DATA FOR PROCESSING:
+--
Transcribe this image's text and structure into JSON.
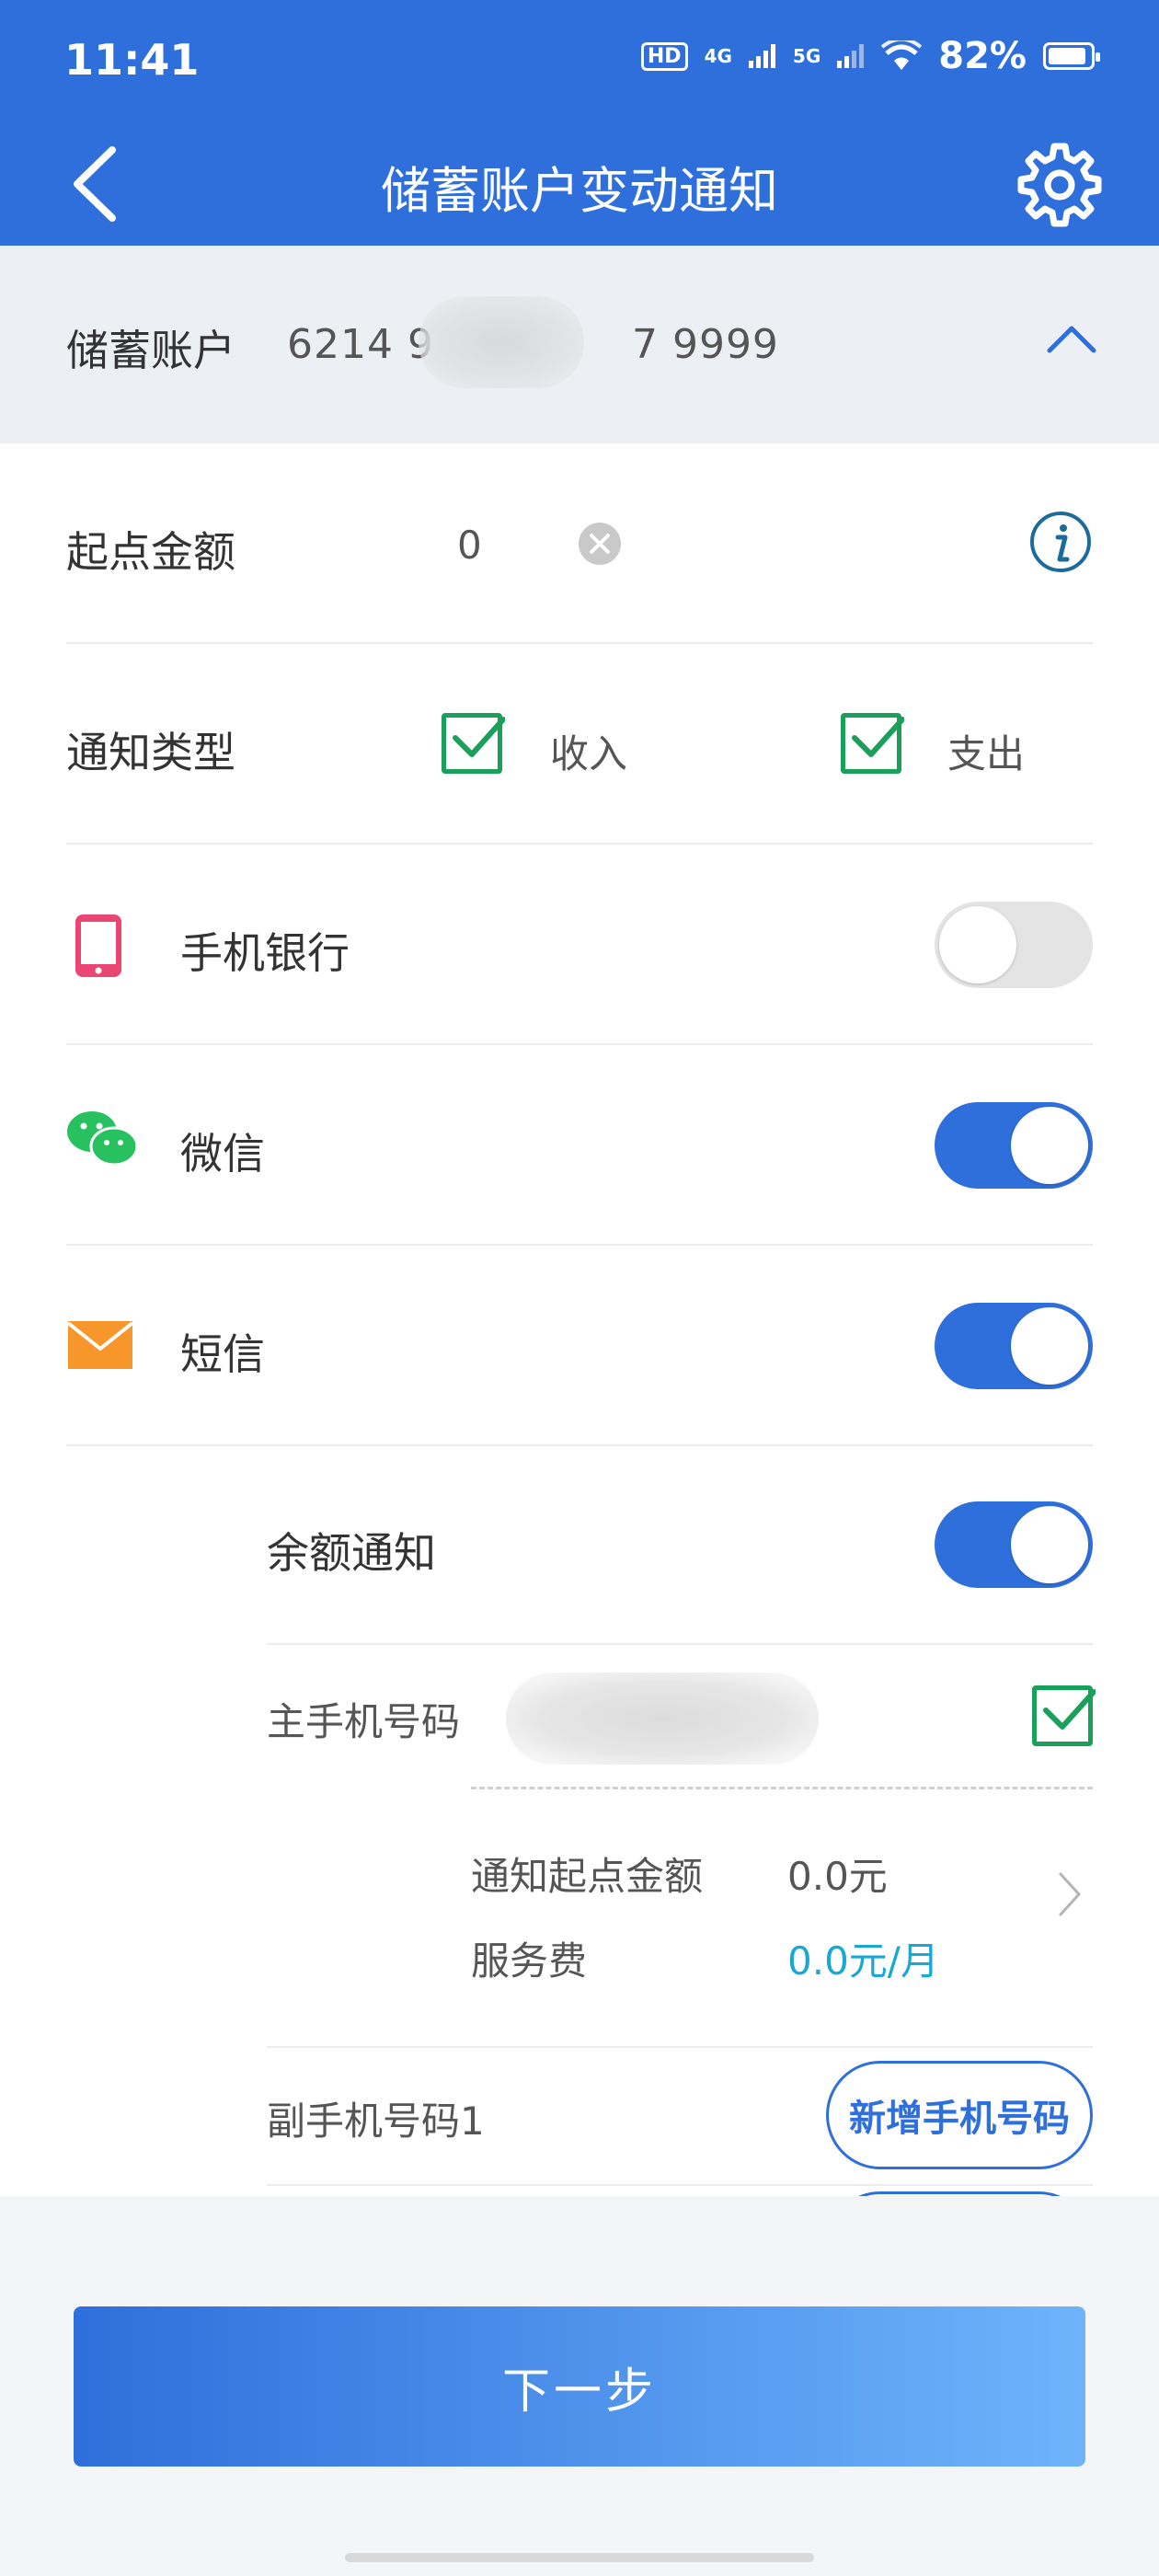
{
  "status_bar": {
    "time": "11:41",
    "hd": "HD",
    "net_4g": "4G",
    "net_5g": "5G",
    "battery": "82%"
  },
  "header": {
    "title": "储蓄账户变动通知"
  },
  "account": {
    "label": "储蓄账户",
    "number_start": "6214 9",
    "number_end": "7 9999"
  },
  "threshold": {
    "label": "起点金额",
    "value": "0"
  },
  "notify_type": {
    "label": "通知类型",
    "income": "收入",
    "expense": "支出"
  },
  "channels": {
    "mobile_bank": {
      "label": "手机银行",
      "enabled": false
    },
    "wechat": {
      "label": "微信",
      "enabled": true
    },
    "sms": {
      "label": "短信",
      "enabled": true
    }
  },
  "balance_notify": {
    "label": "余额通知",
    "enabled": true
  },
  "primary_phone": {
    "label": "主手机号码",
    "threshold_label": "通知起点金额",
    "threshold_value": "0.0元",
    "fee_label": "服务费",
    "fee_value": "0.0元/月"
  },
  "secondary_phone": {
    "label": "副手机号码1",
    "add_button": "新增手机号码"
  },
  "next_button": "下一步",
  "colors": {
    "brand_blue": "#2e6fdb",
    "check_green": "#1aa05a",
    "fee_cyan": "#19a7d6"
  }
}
+--
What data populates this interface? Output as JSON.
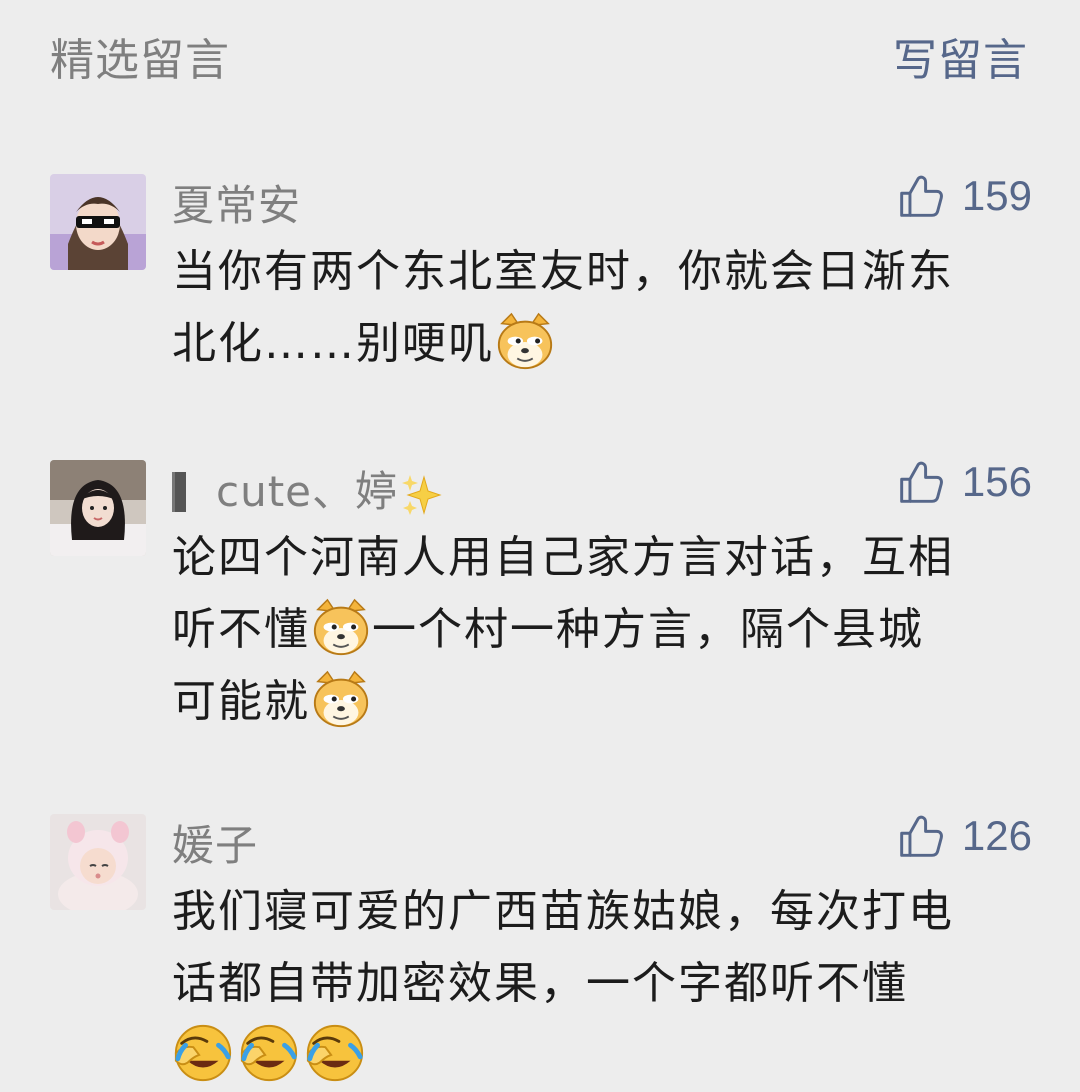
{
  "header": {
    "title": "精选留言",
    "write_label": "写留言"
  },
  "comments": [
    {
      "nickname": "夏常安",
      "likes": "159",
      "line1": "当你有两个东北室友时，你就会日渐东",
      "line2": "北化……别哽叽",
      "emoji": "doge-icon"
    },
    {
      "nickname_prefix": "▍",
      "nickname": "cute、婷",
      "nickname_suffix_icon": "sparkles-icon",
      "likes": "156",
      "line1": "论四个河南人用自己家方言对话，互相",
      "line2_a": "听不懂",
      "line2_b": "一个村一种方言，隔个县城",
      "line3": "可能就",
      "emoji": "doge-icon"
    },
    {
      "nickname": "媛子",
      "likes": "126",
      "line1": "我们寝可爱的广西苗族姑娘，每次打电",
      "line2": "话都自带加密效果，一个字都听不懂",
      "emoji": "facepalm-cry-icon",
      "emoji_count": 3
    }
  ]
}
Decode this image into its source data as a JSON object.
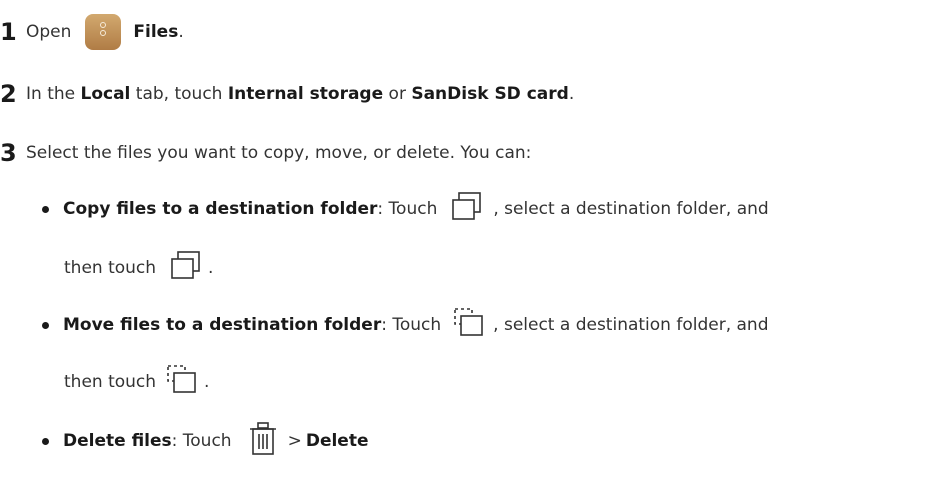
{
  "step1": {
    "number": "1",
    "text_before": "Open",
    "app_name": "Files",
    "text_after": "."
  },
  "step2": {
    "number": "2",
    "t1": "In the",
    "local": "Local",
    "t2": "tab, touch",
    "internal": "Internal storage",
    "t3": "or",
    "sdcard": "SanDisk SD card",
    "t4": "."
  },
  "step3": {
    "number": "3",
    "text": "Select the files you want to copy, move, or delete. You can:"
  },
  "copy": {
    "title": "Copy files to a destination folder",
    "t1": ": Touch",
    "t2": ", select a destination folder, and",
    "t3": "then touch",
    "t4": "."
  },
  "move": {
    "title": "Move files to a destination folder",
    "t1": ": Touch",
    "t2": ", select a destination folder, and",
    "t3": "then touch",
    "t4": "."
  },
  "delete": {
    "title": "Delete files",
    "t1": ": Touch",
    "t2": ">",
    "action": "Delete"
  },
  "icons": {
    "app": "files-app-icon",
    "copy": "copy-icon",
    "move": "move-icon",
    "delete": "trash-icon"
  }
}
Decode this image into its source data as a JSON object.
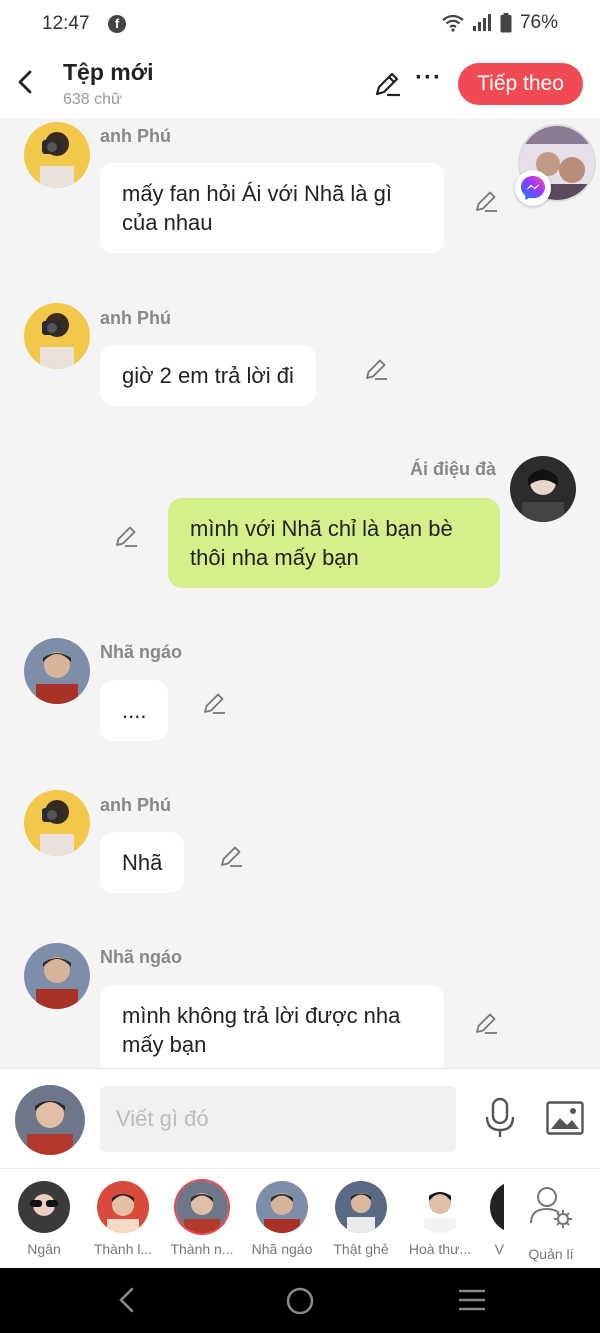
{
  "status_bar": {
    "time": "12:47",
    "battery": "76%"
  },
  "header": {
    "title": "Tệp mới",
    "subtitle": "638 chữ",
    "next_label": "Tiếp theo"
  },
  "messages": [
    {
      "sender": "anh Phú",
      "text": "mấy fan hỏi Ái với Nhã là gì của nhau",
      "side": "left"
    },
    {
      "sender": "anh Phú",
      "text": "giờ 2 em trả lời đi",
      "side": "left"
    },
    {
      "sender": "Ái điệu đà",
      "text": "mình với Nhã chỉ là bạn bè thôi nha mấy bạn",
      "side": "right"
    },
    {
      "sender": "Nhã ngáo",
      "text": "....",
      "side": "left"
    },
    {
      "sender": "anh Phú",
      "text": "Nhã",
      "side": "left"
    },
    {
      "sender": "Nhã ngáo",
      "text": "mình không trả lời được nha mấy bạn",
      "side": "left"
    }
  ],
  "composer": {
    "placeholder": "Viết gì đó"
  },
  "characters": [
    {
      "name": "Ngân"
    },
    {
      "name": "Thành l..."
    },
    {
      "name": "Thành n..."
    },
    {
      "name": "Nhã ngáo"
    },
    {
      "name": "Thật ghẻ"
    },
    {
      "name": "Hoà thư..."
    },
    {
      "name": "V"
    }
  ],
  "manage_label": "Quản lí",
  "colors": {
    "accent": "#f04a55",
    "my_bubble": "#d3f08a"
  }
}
+--
GIVEN TASK:
Each line that has the word "enabled" should be copied.

ANSWER IN FULL:
      "enabled": false
      "enabled": true
      "enabled": true
    "enabled": true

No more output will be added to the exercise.